Given instruction =>
Count every line below that contains "name", then state the total with no other output.

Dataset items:
=====
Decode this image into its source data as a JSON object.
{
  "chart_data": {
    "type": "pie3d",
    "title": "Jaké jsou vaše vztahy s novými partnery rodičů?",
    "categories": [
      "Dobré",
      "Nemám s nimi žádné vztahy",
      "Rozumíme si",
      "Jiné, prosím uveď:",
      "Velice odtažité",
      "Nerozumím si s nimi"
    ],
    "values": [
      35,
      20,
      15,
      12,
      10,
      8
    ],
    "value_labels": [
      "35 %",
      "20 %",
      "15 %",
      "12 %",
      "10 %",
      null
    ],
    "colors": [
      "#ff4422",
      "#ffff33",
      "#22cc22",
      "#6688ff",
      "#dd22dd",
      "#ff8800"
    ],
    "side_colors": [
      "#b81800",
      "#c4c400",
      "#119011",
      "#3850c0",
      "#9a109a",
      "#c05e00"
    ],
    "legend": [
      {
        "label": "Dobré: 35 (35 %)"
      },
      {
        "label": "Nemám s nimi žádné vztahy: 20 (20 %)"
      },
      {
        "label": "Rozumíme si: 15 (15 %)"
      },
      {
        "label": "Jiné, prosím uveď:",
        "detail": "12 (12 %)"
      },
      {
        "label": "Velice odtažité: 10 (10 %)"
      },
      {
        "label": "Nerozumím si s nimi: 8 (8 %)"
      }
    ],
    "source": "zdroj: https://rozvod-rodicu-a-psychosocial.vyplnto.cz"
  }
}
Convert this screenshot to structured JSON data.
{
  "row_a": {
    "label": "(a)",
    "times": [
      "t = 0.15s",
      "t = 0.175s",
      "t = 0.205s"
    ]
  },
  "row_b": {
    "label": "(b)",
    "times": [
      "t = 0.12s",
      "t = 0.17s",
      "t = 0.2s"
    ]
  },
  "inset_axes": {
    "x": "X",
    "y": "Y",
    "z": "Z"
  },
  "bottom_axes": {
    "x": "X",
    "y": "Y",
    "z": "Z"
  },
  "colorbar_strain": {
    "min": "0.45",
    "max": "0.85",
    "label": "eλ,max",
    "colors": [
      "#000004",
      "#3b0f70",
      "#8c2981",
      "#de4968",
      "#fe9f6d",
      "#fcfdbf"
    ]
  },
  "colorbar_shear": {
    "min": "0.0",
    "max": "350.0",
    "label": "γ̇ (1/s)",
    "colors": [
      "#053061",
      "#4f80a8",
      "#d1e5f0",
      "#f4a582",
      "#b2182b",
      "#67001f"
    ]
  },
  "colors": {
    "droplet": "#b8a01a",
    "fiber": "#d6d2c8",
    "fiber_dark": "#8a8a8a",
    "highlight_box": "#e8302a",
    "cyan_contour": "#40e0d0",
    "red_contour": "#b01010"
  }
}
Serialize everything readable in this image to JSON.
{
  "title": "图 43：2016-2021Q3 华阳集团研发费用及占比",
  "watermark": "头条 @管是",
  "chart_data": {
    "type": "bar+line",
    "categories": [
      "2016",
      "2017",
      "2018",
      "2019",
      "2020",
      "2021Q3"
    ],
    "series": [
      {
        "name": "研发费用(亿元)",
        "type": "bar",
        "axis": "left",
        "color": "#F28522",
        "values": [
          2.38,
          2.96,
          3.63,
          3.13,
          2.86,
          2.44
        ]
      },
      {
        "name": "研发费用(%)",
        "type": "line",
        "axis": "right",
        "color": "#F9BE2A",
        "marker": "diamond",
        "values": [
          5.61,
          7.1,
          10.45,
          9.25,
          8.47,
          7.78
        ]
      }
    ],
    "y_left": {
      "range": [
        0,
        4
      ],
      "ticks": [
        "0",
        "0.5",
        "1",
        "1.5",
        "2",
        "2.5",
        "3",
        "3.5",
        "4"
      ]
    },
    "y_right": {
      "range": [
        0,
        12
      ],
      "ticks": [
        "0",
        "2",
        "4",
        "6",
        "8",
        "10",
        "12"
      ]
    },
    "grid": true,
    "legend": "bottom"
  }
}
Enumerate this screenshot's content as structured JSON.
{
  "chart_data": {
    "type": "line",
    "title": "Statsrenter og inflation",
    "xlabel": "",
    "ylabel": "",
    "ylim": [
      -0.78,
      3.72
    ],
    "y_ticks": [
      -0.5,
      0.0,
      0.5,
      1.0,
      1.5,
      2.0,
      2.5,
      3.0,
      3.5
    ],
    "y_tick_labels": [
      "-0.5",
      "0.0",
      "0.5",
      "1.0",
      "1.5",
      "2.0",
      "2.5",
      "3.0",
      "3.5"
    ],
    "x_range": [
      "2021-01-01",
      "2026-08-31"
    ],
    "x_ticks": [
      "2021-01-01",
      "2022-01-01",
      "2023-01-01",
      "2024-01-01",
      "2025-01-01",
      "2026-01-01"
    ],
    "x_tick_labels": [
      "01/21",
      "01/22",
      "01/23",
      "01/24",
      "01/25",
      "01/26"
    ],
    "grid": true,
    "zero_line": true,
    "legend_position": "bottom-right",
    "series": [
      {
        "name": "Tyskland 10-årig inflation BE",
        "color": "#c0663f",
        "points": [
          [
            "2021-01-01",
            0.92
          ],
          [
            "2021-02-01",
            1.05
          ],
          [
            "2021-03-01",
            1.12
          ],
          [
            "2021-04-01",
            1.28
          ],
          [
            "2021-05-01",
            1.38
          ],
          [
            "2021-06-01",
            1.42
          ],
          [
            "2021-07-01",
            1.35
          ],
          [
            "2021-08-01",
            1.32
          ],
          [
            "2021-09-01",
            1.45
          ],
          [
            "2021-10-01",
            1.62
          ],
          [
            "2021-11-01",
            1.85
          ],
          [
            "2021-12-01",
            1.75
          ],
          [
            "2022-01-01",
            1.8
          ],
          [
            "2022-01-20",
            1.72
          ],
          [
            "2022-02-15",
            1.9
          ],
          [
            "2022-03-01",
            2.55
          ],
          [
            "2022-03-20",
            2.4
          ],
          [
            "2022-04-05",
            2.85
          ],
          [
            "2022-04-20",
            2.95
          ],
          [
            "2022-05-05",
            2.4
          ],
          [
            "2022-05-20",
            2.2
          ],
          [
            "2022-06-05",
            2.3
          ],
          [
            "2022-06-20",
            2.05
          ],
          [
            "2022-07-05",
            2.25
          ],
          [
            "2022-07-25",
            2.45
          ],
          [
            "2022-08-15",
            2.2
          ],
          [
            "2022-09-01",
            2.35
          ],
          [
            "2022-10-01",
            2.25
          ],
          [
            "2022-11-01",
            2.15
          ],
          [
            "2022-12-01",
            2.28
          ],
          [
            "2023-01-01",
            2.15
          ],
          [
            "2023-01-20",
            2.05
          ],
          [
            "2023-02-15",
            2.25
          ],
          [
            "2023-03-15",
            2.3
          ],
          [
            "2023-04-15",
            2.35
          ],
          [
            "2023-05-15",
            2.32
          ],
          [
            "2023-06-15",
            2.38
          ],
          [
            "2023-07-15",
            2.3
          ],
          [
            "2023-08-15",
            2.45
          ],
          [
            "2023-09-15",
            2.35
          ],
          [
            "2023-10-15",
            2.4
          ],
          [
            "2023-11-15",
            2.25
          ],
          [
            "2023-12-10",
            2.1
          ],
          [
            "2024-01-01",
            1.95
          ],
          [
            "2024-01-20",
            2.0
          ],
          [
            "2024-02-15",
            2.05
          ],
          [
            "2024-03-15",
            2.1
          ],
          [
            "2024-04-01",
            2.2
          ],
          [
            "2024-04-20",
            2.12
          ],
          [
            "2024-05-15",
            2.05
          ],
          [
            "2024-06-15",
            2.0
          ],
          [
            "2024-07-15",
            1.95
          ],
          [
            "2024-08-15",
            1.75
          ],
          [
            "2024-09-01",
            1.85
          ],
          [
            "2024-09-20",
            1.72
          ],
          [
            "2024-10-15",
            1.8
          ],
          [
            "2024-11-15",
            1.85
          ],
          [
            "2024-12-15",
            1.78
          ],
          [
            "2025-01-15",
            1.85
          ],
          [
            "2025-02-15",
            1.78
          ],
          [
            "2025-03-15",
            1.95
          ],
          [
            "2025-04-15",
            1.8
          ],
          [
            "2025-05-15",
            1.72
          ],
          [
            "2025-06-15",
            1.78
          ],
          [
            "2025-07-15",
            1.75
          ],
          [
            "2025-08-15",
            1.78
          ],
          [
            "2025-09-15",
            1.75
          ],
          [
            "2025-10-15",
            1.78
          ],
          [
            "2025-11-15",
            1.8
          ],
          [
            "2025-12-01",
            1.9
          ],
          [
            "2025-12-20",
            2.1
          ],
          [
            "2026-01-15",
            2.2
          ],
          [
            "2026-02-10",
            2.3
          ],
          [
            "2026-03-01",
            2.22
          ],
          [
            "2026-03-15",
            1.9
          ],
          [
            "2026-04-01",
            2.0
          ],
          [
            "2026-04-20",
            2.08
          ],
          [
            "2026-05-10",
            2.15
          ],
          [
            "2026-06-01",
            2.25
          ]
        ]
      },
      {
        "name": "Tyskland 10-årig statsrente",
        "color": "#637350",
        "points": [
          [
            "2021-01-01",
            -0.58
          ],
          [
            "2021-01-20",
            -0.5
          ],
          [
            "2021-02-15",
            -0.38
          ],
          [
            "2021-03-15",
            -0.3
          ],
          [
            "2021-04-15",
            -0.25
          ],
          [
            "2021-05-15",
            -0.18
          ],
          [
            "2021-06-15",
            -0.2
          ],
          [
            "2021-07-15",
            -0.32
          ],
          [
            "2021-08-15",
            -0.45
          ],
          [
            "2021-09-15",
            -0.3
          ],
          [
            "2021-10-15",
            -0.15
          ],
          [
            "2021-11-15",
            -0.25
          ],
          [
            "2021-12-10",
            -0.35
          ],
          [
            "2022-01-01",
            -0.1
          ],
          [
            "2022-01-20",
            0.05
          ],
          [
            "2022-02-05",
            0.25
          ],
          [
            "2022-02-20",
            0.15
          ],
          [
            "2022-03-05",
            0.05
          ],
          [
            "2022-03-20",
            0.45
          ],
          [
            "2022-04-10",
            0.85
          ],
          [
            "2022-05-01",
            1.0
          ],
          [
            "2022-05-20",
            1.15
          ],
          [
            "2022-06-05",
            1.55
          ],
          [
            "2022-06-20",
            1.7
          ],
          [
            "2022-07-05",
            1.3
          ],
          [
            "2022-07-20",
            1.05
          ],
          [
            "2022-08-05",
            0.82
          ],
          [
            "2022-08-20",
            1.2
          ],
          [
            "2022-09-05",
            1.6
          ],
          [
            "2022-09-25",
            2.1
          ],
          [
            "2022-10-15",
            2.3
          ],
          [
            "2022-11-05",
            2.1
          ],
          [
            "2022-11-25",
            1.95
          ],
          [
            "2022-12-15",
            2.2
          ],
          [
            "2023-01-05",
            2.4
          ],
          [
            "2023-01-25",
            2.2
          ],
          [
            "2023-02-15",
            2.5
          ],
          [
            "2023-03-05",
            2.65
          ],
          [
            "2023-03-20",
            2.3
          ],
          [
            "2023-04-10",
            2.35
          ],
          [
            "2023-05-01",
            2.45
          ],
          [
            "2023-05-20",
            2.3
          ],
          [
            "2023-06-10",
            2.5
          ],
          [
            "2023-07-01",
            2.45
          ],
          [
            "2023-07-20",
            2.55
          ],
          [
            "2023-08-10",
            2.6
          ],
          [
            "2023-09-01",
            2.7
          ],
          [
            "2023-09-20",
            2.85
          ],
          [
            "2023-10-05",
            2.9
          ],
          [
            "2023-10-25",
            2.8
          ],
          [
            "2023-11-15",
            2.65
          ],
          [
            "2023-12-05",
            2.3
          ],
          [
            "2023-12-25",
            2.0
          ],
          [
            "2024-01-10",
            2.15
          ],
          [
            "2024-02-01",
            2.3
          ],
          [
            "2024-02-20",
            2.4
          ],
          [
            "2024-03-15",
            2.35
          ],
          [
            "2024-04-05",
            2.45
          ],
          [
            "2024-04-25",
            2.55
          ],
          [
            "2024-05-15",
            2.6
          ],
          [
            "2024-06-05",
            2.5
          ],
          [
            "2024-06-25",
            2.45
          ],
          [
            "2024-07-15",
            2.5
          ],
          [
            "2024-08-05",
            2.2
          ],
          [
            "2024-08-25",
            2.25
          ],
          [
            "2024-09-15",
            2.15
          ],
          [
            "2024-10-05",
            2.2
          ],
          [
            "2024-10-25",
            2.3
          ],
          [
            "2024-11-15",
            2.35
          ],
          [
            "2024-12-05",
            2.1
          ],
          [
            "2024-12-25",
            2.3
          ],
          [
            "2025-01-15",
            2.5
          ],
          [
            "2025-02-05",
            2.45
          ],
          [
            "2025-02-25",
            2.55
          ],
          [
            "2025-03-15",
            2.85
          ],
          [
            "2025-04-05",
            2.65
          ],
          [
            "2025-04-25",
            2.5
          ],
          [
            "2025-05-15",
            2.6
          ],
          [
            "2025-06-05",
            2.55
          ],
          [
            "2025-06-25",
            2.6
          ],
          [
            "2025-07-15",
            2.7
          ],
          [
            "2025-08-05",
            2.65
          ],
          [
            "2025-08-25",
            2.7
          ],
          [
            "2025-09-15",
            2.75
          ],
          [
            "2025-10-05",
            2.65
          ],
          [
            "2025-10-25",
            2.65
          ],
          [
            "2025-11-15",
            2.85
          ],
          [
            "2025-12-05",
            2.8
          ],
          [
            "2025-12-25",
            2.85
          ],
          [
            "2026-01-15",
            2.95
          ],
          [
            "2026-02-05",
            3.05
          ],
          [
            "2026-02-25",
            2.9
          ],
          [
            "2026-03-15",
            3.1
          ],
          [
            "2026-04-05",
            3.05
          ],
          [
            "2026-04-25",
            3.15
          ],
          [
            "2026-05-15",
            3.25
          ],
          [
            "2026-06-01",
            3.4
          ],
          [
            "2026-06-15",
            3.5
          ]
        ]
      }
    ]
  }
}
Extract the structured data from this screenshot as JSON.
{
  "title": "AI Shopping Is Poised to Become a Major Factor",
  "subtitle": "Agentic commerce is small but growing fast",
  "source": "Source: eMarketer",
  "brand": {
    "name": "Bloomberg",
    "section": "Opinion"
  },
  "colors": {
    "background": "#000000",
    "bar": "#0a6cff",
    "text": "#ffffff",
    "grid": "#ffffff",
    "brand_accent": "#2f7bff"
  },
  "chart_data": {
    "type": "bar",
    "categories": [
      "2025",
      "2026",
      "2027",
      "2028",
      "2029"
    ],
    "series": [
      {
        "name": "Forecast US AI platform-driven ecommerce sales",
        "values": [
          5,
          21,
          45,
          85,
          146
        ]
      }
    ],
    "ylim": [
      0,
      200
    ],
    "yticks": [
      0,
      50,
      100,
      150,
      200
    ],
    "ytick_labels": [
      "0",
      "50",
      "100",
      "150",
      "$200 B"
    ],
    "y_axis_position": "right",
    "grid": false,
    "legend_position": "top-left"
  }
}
=====
Solution =>
6